━━━ Given data ━━━
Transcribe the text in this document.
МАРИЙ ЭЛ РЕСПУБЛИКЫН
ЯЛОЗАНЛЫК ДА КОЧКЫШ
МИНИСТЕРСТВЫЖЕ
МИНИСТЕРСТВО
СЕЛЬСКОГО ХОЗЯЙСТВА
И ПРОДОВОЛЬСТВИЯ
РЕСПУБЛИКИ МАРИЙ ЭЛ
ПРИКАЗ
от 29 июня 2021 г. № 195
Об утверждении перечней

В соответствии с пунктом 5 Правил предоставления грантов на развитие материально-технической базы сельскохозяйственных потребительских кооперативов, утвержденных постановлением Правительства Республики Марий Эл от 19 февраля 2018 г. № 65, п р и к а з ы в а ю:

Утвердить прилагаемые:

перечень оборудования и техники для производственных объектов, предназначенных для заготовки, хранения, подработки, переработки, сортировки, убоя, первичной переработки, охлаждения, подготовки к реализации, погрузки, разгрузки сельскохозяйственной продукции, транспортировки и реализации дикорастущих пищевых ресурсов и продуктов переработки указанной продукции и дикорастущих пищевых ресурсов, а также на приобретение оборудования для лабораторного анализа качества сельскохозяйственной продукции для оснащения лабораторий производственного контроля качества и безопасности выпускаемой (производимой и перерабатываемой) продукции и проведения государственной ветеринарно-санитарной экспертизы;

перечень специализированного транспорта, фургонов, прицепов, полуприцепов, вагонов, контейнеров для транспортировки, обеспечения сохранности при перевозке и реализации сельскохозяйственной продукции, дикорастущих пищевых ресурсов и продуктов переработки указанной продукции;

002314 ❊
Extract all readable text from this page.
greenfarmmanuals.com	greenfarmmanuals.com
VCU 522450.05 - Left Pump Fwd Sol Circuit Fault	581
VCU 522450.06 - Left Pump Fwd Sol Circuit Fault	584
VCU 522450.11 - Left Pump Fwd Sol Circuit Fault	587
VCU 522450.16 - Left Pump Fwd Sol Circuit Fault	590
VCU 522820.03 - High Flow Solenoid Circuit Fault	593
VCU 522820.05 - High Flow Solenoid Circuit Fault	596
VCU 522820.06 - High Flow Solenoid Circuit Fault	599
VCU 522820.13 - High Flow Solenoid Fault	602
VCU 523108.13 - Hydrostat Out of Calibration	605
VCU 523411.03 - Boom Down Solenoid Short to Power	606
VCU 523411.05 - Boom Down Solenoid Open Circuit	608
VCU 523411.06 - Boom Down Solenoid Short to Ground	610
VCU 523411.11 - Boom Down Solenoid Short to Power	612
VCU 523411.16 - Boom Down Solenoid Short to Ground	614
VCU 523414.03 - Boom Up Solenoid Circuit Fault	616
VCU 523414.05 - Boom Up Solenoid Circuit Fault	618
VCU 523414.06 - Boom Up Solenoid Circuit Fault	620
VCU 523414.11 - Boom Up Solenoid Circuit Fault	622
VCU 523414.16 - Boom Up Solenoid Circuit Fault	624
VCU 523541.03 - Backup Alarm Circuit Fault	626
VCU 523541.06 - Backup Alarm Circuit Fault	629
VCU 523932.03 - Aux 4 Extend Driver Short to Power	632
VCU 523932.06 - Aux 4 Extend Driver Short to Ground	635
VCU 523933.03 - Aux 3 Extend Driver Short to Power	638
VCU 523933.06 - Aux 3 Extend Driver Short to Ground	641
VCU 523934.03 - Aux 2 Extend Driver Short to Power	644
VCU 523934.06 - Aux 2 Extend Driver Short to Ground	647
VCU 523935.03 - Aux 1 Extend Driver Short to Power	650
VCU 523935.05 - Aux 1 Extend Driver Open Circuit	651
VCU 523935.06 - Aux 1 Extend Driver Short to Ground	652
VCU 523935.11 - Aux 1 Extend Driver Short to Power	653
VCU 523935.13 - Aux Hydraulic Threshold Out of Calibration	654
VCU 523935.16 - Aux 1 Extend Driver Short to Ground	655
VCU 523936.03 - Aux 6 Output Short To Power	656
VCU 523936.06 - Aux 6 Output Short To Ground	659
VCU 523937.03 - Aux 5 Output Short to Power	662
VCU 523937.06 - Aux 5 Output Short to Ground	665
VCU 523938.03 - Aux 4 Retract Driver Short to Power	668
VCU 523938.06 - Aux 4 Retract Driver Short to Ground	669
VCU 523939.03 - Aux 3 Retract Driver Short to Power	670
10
━━━
**Problem requirements:** Write out every entry above, word for word.

**The response:**
Transcribe the text in this document.
МАРИЙ ЭЛ РЕСПУБЛИКЫН
ЯЛОЗАНЛЫК ДА КОЧКЫШ
МИНИСТЕРСТВЫЖЕ
МИНИСТЕРСТВО
СЕЛЬСКОГО ХОЗЯЙСТВА
И ПРОДОВОЛЬСТВИЯ
РЕСПУБЛИКИ МАРИЙ ЭЛ
ПРИКАЗ
от 29 июня 2021 г. № 195
Об утверждении перечней

В соответствии с пунктом 5 Правил предоставления грантов на развитие материально-технической базы сельскохозяйственных потребительских кооперативов, утвержденных постановлением Правительства Республики Марий Эл от 19 февраля 2018 г. № 65, п р и к а з ы в а ю:

Утвердить прилагаемые:

перечень оборудования и техники для производственных объектов, предназначенных для заготовки, хранения, подработки, переработки, сортировки, убоя, первичной переработки, охлаждения, подготовки к реализации, погрузки, разгрузки сельскохозяйственной продукции, транспортировки и реализации дикорастущих пищевых ресурсов и продуктов переработки указанной продукции и дикорастущих пищевых ресурсов, а также на приобретение оборудования для лабораторного анализа качества сельскохозяйственной продукции для оснащения лабораторий производственного контроля качества и безопасности выпускаемой (производимой и перерабатываемой) продукции и проведения государственной ветеринарно-санитарной экспертизы;

перечень специализированного транспорта, фургонов, прицепов, полуприцепов, вагонов, контейнеров для транспортировки, обеспечения сохранности при перевозке и реализации сельскохозяйственной продукции, дикорастущих пищевых ресурсов и продуктов переработки указанной продукции;

002314 ❊
Extract all readable text from this page.
greenfarmmanuals.com	greenfarmmanuals.com
VCU 522450.05 - Left Pump Fwd Sol Circuit Fault	581
VCU 522450.06 - Left Pump Fwd Sol Circuit Fault	584
VCU 522450.11 - Left Pump Fwd Sol Circuit Fault	587
VCU 522450.16 - Left Pump Fwd Sol Circuit Fault	590
VCU 522820.03 - High Flow Solenoid Circuit Fault	593
VCU 522820.05 - High Flow Solenoid Circuit Fault	596
VCU 522820.06 - High Flow Solenoid Circuit Fault	599
VCU 522820.13 - High Flow Solenoid Fault	602
VCU 523108.13 - Hydrostat Out of Calibration	605
VCU 523411.03 - Boom Down Solenoid Short to Power	606
VCU 523411.05 - Boom Down Solenoid Open Circuit	608
VCU 523411.06 - Boom Down Solenoid Short to Ground	610
VCU 523411.11 - Boom Down Solenoid Short to Power	612
VCU 523411.16 - Boom Down Solenoid Short to Ground	614
VCU 523414.03 - Boom Up Solenoid Circuit Fault	616
VCU 523414.05 - Boom Up Solenoid Circuit Fault	618
VCU 523414.06 - Boom Up Solenoid Circuit Fault	620
VCU 523414.11 - Boom Up Solenoid Circuit Fault	622
VCU 523414.16 - Boom Up Solenoid Circuit Fault	624
VCU 523541.03 - Backup Alarm Circuit Fault	626
VCU 523541.06 - Backup Alarm Circuit Fault	629
VCU 523932.03 - Aux 4 Extend Driver Short to Power	632
VCU 523932.06 - Aux 4 Extend Driver Short to Ground	635
VCU 523933.03 - Aux 3 Extend Driver Short to Power	638
VCU 523933.06 - Aux 3 Extend Driver Short to Ground	641
VCU 523934.03 - Aux 2 Extend Driver Short to Power	644
VCU 523934.06 - Aux 2 Extend Driver Short to Ground	647
VCU 523935.03 - Aux 1 Extend Driver Short to Power	650
VCU 523935.05 - Aux 1 Extend Driver Open Circuit	651
VCU 523935.06 - Aux 1 Extend Driver Short to Ground	652
VCU 523935.11 - Aux 1 Extend Driver Short to Power	653
VCU 523935.13 - Aux Hydraulic Threshold Out of Calibration	654
VCU 523935.16 - Aux 1 Extend Driver Short to Ground	655
VCU 523936.03 - Aux 6 Output Short To Power	656
VCU 523936.06 - Aux 6 Output Short To Ground	659
VCU 523937.03 - Aux 5 Output Short to Power	662
VCU 523937.06 - Aux 5 Output Short to Ground	665
VCU 523938.03 - Aux 4 Retract Driver Short to Power	668
VCU 523938.06 - Aux 4 Retract Driver Short to Ground	669
VCU 523939.03 - Aux 3 Retract Driver Short to Power	670
10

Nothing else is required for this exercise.